▶ Task
Check every line of the entries that follow, and copy the ones containing "дитя".

▶ The data
## Begin
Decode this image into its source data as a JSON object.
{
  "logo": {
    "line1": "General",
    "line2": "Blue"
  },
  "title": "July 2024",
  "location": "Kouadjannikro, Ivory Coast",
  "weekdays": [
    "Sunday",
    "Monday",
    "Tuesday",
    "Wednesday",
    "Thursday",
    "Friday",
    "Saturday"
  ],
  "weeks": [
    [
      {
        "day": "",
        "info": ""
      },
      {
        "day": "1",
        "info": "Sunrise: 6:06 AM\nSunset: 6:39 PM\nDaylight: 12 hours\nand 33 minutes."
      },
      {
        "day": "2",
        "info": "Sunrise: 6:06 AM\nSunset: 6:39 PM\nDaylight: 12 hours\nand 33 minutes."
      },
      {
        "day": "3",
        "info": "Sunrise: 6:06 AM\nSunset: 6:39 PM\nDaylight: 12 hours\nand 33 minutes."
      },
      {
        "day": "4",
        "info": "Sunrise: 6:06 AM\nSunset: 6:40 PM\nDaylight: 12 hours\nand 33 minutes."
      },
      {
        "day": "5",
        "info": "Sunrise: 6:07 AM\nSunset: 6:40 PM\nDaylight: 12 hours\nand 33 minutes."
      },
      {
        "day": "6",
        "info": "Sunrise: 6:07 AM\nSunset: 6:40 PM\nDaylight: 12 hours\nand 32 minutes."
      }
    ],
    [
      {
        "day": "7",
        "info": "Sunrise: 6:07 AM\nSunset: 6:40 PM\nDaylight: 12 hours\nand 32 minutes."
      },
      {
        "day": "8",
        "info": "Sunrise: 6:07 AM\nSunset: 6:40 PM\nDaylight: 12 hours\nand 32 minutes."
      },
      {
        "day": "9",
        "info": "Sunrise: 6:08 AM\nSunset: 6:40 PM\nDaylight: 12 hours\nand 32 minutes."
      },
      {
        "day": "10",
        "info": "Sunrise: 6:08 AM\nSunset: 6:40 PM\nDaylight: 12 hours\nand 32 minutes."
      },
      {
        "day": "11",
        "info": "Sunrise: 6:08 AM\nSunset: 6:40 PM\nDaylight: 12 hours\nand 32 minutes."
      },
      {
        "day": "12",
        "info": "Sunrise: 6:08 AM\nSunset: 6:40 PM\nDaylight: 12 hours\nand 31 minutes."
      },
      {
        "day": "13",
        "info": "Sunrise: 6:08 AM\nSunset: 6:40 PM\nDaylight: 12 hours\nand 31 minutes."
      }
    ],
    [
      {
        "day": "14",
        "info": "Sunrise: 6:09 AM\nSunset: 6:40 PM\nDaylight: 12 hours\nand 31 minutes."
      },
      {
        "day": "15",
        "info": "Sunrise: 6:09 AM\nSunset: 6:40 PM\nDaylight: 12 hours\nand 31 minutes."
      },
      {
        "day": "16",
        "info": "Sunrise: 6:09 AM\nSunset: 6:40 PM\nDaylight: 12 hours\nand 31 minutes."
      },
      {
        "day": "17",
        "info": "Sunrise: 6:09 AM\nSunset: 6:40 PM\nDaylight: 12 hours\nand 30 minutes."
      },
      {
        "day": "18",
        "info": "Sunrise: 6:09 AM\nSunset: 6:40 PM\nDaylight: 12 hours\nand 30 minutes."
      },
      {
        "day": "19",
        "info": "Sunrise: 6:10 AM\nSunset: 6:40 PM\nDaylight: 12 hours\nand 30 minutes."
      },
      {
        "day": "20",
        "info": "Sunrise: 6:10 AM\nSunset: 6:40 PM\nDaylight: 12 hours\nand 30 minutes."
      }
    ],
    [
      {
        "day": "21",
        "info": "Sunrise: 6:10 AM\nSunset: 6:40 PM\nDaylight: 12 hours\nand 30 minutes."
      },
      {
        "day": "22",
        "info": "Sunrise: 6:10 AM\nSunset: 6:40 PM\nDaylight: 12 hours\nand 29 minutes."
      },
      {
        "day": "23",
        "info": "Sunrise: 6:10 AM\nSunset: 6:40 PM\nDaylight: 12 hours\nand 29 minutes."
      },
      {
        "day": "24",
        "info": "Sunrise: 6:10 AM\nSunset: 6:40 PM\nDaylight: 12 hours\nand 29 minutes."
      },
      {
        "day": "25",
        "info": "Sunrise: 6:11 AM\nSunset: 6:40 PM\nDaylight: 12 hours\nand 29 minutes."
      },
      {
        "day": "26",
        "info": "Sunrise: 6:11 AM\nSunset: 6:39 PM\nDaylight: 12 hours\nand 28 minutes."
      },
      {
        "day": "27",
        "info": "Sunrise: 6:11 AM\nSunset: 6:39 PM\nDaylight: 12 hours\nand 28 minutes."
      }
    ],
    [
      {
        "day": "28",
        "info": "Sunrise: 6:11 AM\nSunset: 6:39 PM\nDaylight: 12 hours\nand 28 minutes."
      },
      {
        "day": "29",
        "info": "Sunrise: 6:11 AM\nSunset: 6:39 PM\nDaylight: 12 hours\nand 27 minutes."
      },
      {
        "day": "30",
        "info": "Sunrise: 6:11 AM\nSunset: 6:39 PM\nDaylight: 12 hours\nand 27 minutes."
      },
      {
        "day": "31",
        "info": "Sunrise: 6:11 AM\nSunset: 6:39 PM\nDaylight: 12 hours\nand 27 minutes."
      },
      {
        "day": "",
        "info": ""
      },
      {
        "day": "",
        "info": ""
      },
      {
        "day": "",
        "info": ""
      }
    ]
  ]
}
## End
## Begin
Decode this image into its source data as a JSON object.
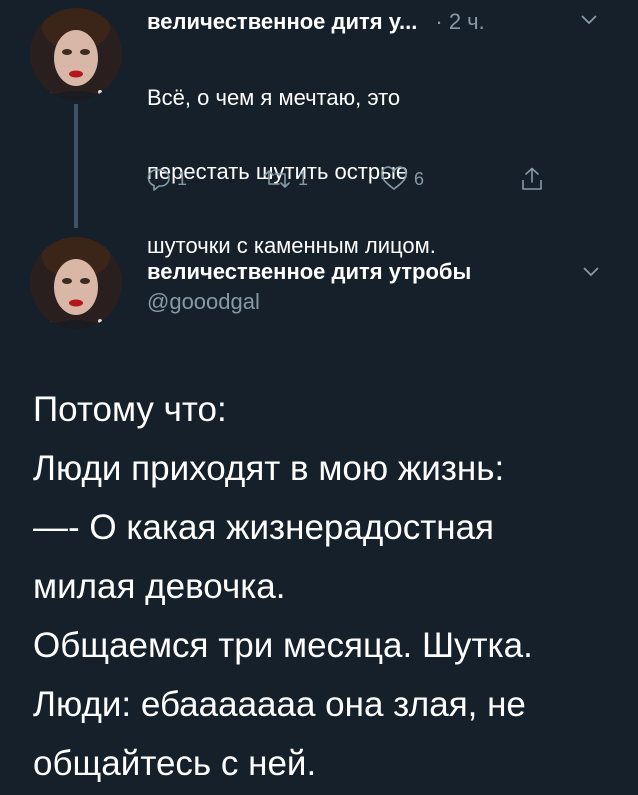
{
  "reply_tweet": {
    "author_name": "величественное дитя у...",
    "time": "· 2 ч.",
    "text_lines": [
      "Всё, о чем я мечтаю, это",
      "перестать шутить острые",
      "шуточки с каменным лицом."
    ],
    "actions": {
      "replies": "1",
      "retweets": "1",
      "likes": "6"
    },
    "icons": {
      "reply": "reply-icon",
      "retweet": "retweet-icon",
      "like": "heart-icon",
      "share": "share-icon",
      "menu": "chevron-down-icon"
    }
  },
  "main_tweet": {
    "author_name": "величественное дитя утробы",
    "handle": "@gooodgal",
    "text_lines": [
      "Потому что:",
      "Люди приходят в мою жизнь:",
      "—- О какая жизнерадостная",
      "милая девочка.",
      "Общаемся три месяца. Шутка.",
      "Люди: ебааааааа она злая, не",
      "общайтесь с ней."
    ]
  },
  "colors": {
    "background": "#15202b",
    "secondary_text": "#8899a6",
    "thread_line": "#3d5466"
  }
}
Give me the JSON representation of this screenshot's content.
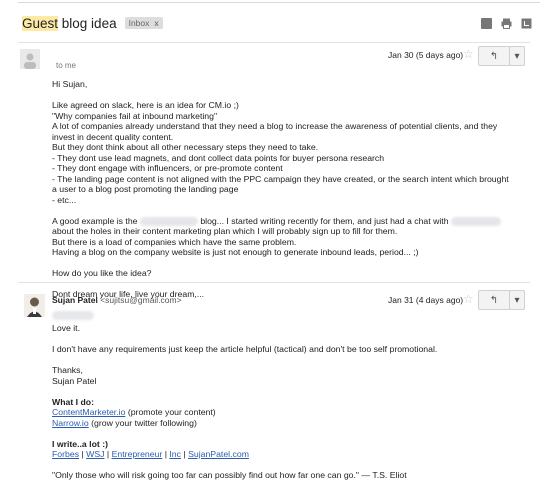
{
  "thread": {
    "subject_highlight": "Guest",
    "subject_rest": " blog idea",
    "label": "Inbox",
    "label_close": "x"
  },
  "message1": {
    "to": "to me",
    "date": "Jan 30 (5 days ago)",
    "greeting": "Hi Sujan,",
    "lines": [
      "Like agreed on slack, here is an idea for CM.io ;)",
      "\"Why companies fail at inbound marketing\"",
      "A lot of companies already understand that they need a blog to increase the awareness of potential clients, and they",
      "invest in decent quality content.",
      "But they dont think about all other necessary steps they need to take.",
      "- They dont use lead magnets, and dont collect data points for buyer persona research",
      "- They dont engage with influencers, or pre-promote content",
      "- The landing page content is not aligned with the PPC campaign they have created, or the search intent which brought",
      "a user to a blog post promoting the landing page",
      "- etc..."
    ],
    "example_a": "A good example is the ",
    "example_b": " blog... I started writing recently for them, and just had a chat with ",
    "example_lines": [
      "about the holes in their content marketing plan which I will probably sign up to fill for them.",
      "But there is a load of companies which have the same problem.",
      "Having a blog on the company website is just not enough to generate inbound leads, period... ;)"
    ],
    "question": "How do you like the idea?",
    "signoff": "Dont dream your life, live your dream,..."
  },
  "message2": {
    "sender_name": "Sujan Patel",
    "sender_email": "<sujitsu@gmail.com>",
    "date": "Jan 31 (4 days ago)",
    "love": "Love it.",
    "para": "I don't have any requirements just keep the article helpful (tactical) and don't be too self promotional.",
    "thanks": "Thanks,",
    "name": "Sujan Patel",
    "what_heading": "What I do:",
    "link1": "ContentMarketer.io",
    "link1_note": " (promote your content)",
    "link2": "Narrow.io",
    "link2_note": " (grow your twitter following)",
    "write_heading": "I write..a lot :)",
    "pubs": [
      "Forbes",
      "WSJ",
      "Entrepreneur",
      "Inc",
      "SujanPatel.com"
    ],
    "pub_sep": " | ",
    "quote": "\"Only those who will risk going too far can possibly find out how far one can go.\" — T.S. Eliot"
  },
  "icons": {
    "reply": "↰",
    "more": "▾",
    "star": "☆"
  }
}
## End
▶ Answer to the exercise
    "author_name": "величественное дитя у...",
    "author_name": "величественное дитя утробы",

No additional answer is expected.